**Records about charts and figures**

____

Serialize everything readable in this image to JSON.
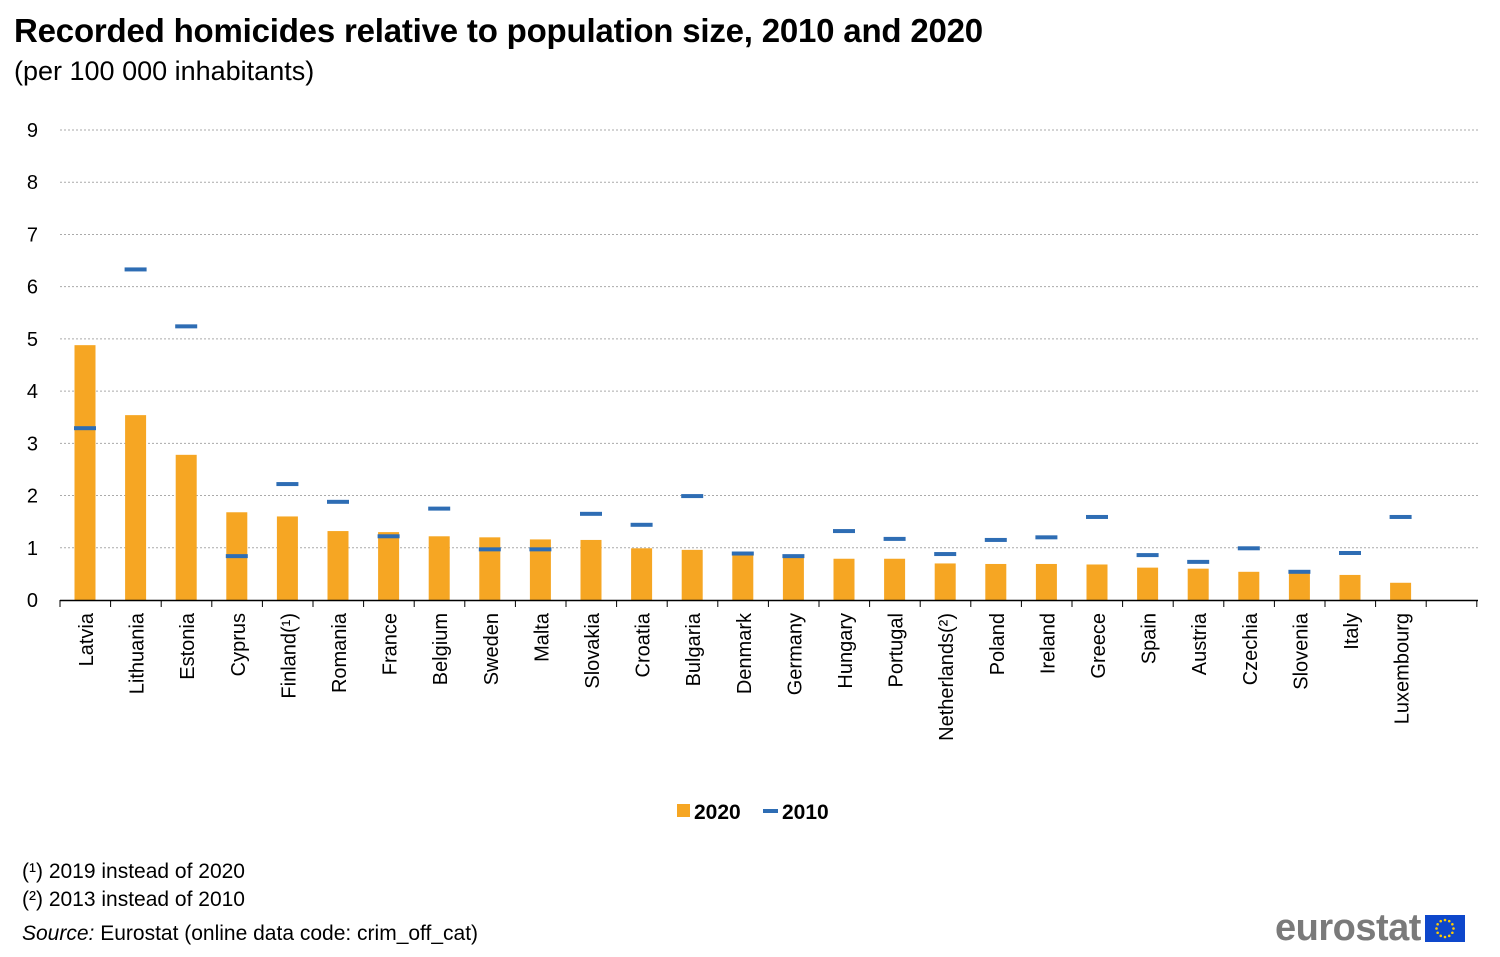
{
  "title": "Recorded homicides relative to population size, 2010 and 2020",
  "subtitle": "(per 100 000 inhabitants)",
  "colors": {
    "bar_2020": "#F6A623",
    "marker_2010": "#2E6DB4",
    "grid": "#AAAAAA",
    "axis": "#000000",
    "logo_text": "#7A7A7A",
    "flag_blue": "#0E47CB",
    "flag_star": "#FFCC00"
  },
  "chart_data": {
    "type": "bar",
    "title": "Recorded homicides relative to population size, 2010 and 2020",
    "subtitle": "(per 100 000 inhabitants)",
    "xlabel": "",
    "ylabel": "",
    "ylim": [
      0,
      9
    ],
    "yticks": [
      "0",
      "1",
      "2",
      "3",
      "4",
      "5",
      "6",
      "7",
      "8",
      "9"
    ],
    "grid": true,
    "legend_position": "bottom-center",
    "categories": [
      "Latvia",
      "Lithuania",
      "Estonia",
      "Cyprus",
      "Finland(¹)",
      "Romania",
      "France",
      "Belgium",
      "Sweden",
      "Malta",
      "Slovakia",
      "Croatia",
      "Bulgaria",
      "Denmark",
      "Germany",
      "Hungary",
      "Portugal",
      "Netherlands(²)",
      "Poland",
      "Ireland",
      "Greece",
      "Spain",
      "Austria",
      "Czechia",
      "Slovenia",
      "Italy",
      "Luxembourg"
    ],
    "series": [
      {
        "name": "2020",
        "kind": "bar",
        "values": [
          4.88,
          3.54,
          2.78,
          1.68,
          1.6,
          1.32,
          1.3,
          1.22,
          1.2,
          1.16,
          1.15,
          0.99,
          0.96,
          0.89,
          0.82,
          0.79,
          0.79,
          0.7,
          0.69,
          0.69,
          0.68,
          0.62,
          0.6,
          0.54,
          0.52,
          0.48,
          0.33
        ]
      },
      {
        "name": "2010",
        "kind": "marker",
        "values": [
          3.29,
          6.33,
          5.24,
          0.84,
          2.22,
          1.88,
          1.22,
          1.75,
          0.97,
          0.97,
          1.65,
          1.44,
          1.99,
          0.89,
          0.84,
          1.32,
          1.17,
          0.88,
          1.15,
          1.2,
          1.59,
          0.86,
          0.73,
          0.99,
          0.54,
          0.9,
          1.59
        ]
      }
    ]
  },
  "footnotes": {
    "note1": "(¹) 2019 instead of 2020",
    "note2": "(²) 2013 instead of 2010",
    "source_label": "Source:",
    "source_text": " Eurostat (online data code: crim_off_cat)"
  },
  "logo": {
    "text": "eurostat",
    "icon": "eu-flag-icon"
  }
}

____

**Short problem**
Output the records above exactly as they are, leaving out the pictures.

**Correct result**
Serialize everything readable in this image to JSON.
{
  "title": "Recorded homicides relative to population size, 2010 and 2020",
  "subtitle": "(per 100 000 inhabitants)",
  "colors": {
    "bar_2020": "#F6A623",
    "marker_2010": "#2E6DB4",
    "grid": "#AAAAAA",
    "axis": "#000000",
    "logo_text": "#7A7A7A",
    "flag_blue": "#0E47CB",
    "flag_star": "#FFCC00"
  },
  "chart_data": {
    "type": "bar",
    "title": "Recorded homicides relative to population size, 2010 and 2020",
    "subtitle": "(per 100 000 inhabitants)",
    "xlabel": "",
    "ylabel": "",
    "ylim": [
      0,
      9
    ],
    "yticks": [
      "0",
      "1",
      "2",
      "3",
      "4",
      "5",
      "6",
      "7",
      "8",
      "9"
    ],
    "grid": true,
    "legend_position": "bottom-center",
    "categories": [
      "Latvia",
      "Lithuania",
      "Estonia",
      "Cyprus",
      "Finland(¹)",
      "Romania",
      "France",
      "Belgium",
      "Sweden",
      "Malta",
      "Slovakia",
      "Croatia",
      "Bulgaria",
      "Denmark",
      "Germany",
      "Hungary",
      "Portugal",
      "Netherlands(²)",
      "Poland",
      "Ireland",
      "Greece",
      "Spain",
      "Austria",
      "Czechia",
      "Slovenia",
      "Italy",
      "Luxembourg"
    ],
    "series": [
      {
        "name": "2020",
        "kind": "bar",
        "values": [
          4.88,
          3.54,
          2.78,
          1.68,
          1.6,
          1.32,
          1.3,
          1.22,
          1.2,
          1.16,
          1.15,
          0.99,
          0.96,
          0.89,
          0.82,
          0.79,
          0.79,
          0.7,
          0.69,
          0.69,
          0.68,
          0.62,
          0.6,
          0.54,
          0.52,
          0.48,
          0.33
        ]
      },
      {
        "name": "2010",
        "kind": "marker",
        "values": [
          3.29,
          6.33,
          5.24,
          0.84,
          2.22,
          1.88,
          1.22,
          1.75,
          0.97,
          0.97,
          1.65,
          1.44,
          1.99,
          0.89,
          0.84,
          1.32,
          1.17,
          0.88,
          1.15,
          1.2,
          1.59,
          0.86,
          0.73,
          0.99,
          0.54,
          0.9,
          1.59
        ]
      }
    ]
  },
  "footnotes": {
    "note1": "(¹) 2019 instead of 2020",
    "note2": "(²) 2013 instead of 2010",
    "source_label": "Source:",
    "source_text": " Eurostat (online data code: crim_off_cat)"
  },
  "logo": {
    "text": "eurostat",
    "icon": "eu-flag-icon"
  }
}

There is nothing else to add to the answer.